* [SHORT TASK] Write out the entire listing below exactly, with the pictures left out.

* [Stored entries]
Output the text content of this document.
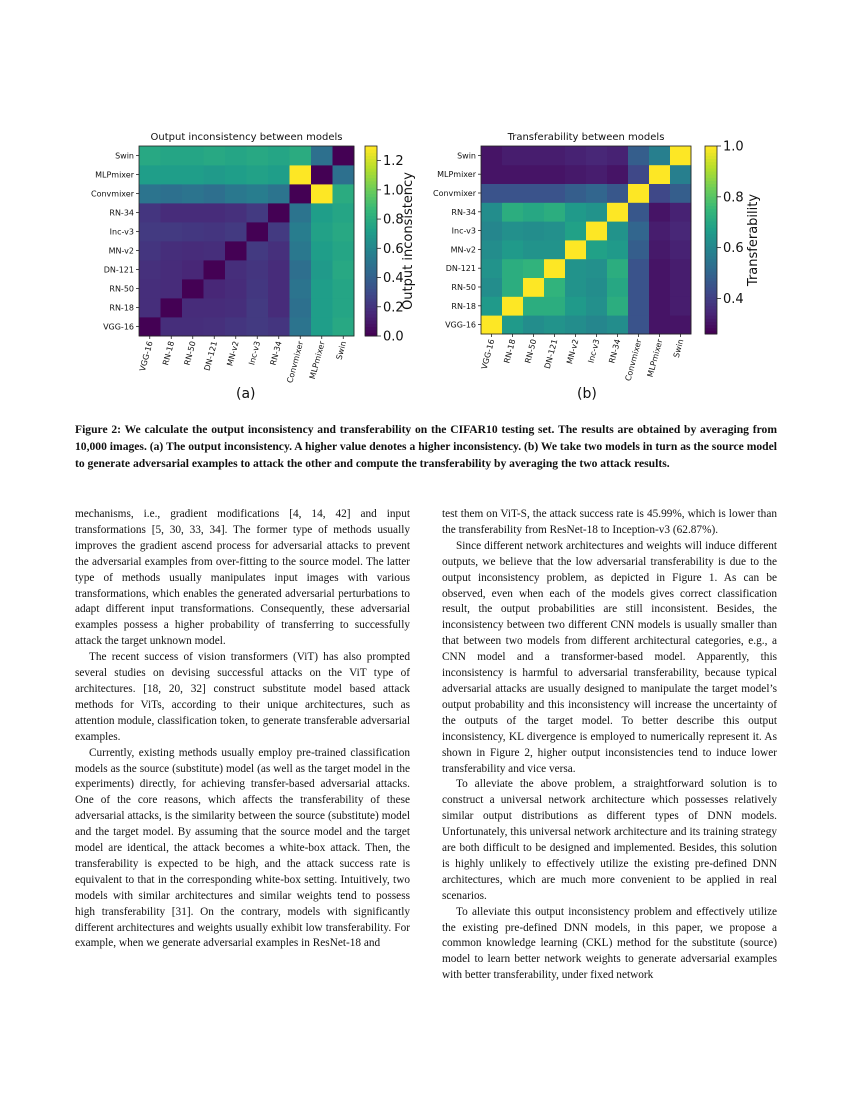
Output inconsistency between models
VGG-16
RN-18
RN-50
DN-121
MN-v2
Inc-v3
RN-34
Convmixer
MLPmixer
Swin
VGG-16 RN-18 RN-50 DN-121 MN-v2 Inc-v3 RN-34 Convmixer MLPmixer Swin
0.0
0.2
0.4
0.6
0.8
1.0
1.2
Output inconsistency
Transferability between models
VGG-16
RN-18
RN-50
DN-121
MN-v2
Inc-v3
RN-34
Convmixer
MLPmixer
Swin
VGG-16 RN-18 RN-50 DN-121 MN-v2 Inc-v3 RN-34 Convmixer MLPmixer Swin
0.4
0.6
0.8
1.0
Transferability
(a)	(b)
Figure 2: We calculate the output inconsistency and transferability on the CIFAR10 testing set. The results are obtained by averaging from 10,000 images. (a) The output inconsistency. A higher value denotes a higher inconsistency. (b) We take two models in turn as the source model to generate adversarial examples to attack the other and compute the transferability by averaging the two attack results.

mechanisms, i.e., gradient modifications [4, 14, 42] and input transformations [5, 30, 33, 34]. The former type of methods usually improves the gradient ascend process for adversarial attacks to prevent the adversarial examples from over-fitting to the source model. The latter type of methods usually manipulates input images with various transformations, which enables the generated adversarial perturbations to adapt different input transformations. Consequently, these adversarial examples possess a higher probability of transferring to successfully attack the target unknown model.

The recent success of vision transformers (ViT) has also prompted several studies on devising successful attacks on the ViT type of architectures. [18, 20, 32] construct substitute model based attack methods for ViTs, according to their unique architectures, such as attention module, classification token, to generate transferable adversarial examples.

Currently, existing methods usually employ pre-trained classification models as the source (substitute) model (as well as the target model in the experiments) directly, for achieving transfer-based adversarial attacks. One of the core reasons, which affects the transferability of these adversarial attacks, is the similarity between the source (substitute) model and the target model. By assuming that the source model and the target model are identical, the attack becomes a white-box attack. Then, the transferability is expected to be high, and the attack success rate is equivalent to that in the corresponding white-box setting. Intuitively, two models with similar architectures and similar weights tend to possess high transferability [31]. On the contrary, models with significantly different architectures and weights usually exhibit low transferability. For example, when we generate adversarial examples in ResNet-18 and

test them on ViT-S, the attack success rate is 45.99%, which is lower than the transferability from ResNet-18 to Inception-v3 (62.87%).

Since different network architectures and weights will induce different outputs, we believe that the low adversarial transferability is due to the output inconsistency problem, as depicted in Figure 1. As can be observed, even when each of the models gives correct classification result, the output probabilities are still inconsistent. Besides, the inconsistency between two different CNN models is usually smaller than that between two models from different architectural categories, e.g., a CNN model and a transformer-based model. Apparently, this inconsistency is harmful to adversarial transferability, because typical adversarial attacks are usually designed to manipulate the target model’s output probability and this inconsistency will increase the uncertainty of the outputs of the target model. To better describe this output inconsistency, KL divergence is employed to numerically represent it. As shown in Figure 2, higher output inconsistencies tend to induce lower transferability and vice versa.

To alleviate the above problem, a straightforward solution is to construct a universal network architecture which possesses relatively similar output distributions as different types of DNN models. Unfortunately, this universal network architecture and its training strategy are both difficult to be designed and implemented. Besides, this solution is highly unlikely to effectively utilize the existing pre-defined DNN architectures, which are much more convenient to be applied in real scenarios.

To alleviate this output inconsistency problem and effectively utilize the existing pre-defined DNN models, in this paper, we propose a common knowledge learning (CKL) method for the substitute (source) model to learn better network weights to generate adversarial examples with better transferability, under fixed network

* [WRITTEN ANSWER]
Output the text content of this document.
Output inconsistency between models
VGG-16
RN-18
RN-50
DN-121
MN-v2
Inc-v3
RN-34
Convmixer
MLPmixer
Swin
VGG-16 RN-18 RN-50 DN-121 MN-v2 Inc-v3 RN-34 Convmixer MLPmixer Swin
0.0
0.2
0.4
0.6
0.8
1.0
1.2
Output inconsistency
Transferability between models
VGG-16
RN-18
RN-50
DN-121
MN-v2
Inc-v3
RN-34
Convmixer
MLPmixer
Swin
VGG-16 RN-18 RN-50 DN-121 MN-v2 Inc-v3 RN-34 Convmixer MLPmixer Swin
0.4
0.6
0.8
1.0
Transferability
(a)	(b)
Figure 2: We calculate the output inconsistency and transferability on the CIFAR10 testing set. The results are obtained by averaging from 10,000 images. (a) The output inconsistency. A higher value denotes a higher inconsistency. (b) We take two models in turn as the source model to generate adversarial examples to attack the other and compute the transferability by averaging the two attack results.

mechanisms, i.e., gradient modifications [4, 14, 42] and input transformations [5, 30, 33, 34]. The former type of methods usually improves the gradient ascend process for adversarial attacks to prevent the adversarial examples from over-fitting to the source model. The latter type of methods usually manipulates input images with various transformations, which enables the generated adversarial perturbations to adapt different input transformations. Consequently, these adversarial examples possess a higher probability of transferring to successfully attack the target unknown model.

The recent success of vision transformers (ViT) has also prompted several studies on devising successful attacks on the ViT type of architectures. [18, 20, 32] construct substitute model based attack methods for ViTs, according to their unique architectures, such as attention module, classification token, to generate transferable adversarial examples.

Currently, existing methods usually employ pre-trained classification models as the source (substitute) model (as well as the target model in the experiments) directly, for achieving transfer-based adversarial attacks. One of the core reasons, which affects the transferability of these adversarial attacks, is the similarity between the source (substitute) model and the target model. By assuming that the source model and the target model are identical, the attack becomes a white-box attack. Then, the transferability is expected to be high, and the attack success rate is equivalent to that in the corresponding white-box setting. Intuitively, two models with similar architectures and similar weights tend to possess high transferability [31]. On the contrary, models with significantly different architectures and weights usually exhibit low transferability. For example, when we generate adversarial examples in ResNet-18 and

test them on ViT-S, the attack success rate is 45.99%, which is lower than the transferability from ResNet-18 to Inception-v3 (62.87%).

Since different network architectures and weights will induce different outputs, we believe that the low adversarial transferability is due to the output inconsistency problem, as depicted in Figure 1. As can be observed, even when each of the models gives correct classification result, the output probabilities are still inconsistent. Besides, the inconsistency between two different CNN models is usually smaller than that between two models from different architectural categories, e.g., a CNN model and a transformer-based model. Apparently, this inconsistency is harmful to adversarial transferability, because typical adversarial attacks are usually designed to manipulate the target model’s output probability and this inconsistency will increase the uncertainty of the outputs of the target model. To better describe this output inconsistency, KL divergence is employed to numerically represent it. As shown in Figure 2, higher output inconsistencies tend to induce lower transferability and vice versa.

To alleviate the above problem, a straightforward solution is to construct a universal network architecture which possesses relatively similar output distributions as different types of DNN models. Unfortunately, this universal network architecture and its training strategy are both difficult to be designed and implemented. Besides, this solution is highly unlikely to effectively utilize the existing pre-defined DNN architectures, which are much more convenient to be applied in real scenarios.

To alleviate this output inconsistency problem and effectively utilize the existing pre-defined DNN models, in this paper, we propose a common knowledge learning (CKL) method for the substitute (source) model to learn better network weights to generate adversarial examples with better transferability, under fixed network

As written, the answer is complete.